--- BEGIN Extracted material ---

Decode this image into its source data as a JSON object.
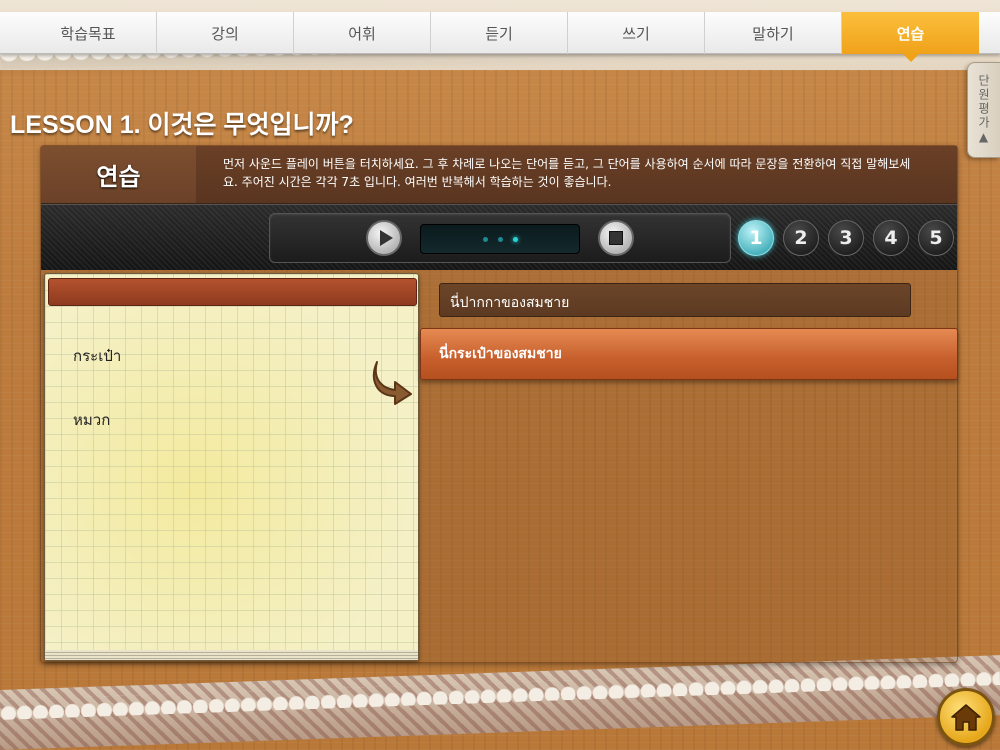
{
  "nav": {
    "tabs": [
      {
        "label": "학습목표"
      },
      {
        "label": "강의"
      },
      {
        "label": "어휘"
      },
      {
        "label": "듣기"
      },
      {
        "label": "쓰기"
      },
      {
        "label": "말하기"
      },
      {
        "label": "연습"
      }
    ],
    "active_index": 6
  },
  "side_tab": {
    "label": "단원평가▲"
  },
  "lesson": {
    "title": "LESSON 1. 이것은 무엇입니까?"
  },
  "instructions": {
    "label": "연습",
    "text": "먼저 사운드 플레이 버튼을 터치하세요. 그 후 차례로 나오는 단어를 듣고, 그 단어를 사용하여 순서에 따라 문장을 전환하여 직접 말해보세요. 주어진 시간은 각각 7초 입니다. 여러번 반복해서 학습하는 것이 좋습니다."
  },
  "player": {
    "play_icon": "play-icon",
    "stop_icon": "stop-icon",
    "accent_color": "#2bd3d8"
  },
  "steps": {
    "items": [
      "1",
      "2",
      "3",
      "4",
      "5"
    ],
    "active": 0
  },
  "notebook": {
    "words": [
      "กระเป๋า",
      "หมวก"
    ]
  },
  "sentences": {
    "model": "นี่ปากกาของสมชาย",
    "selected": "นี่กระเป๋าของสมชาย"
  },
  "home": {
    "icon": "home-icon"
  }
}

--- END Extracted material ---

Write the entries above out in full, exactly, with no images.

- [Response to this exercise]:
Decode this image into its source data as a JSON object.
{
  "nav": {
    "tabs": [
      {
        "label": "학습목표"
      },
      {
        "label": "강의"
      },
      {
        "label": "어휘"
      },
      {
        "label": "듣기"
      },
      {
        "label": "쓰기"
      },
      {
        "label": "말하기"
      },
      {
        "label": "연습"
      }
    ],
    "active_index": 6
  },
  "side_tab": {
    "label": "단원평가▲"
  },
  "lesson": {
    "title": "LESSON 1. 이것은 무엇입니까?"
  },
  "instructions": {
    "label": "연습",
    "text": "먼저 사운드 플레이 버튼을 터치하세요. 그 후 차례로 나오는 단어를 듣고, 그 단어를 사용하여 순서에 따라 문장을 전환하여 직접 말해보세요. 주어진 시간은 각각 7초 입니다. 여러번 반복해서 학습하는 것이 좋습니다."
  },
  "player": {
    "play_icon": "play-icon",
    "stop_icon": "stop-icon",
    "accent_color": "#2bd3d8"
  },
  "steps": {
    "items": [
      "1",
      "2",
      "3",
      "4",
      "5"
    ],
    "active": 0
  },
  "notebook": {
    "words": [
      "กระเป๋า",
      "หมวก"
    ]
  },
  "sentences": {
    "model": "นี่ปากกาของสมชาย",
    "selected": "นี่กระเป๋าของสมชาย"
  },
  "home": {
    "icon": "home-icon"
  }
}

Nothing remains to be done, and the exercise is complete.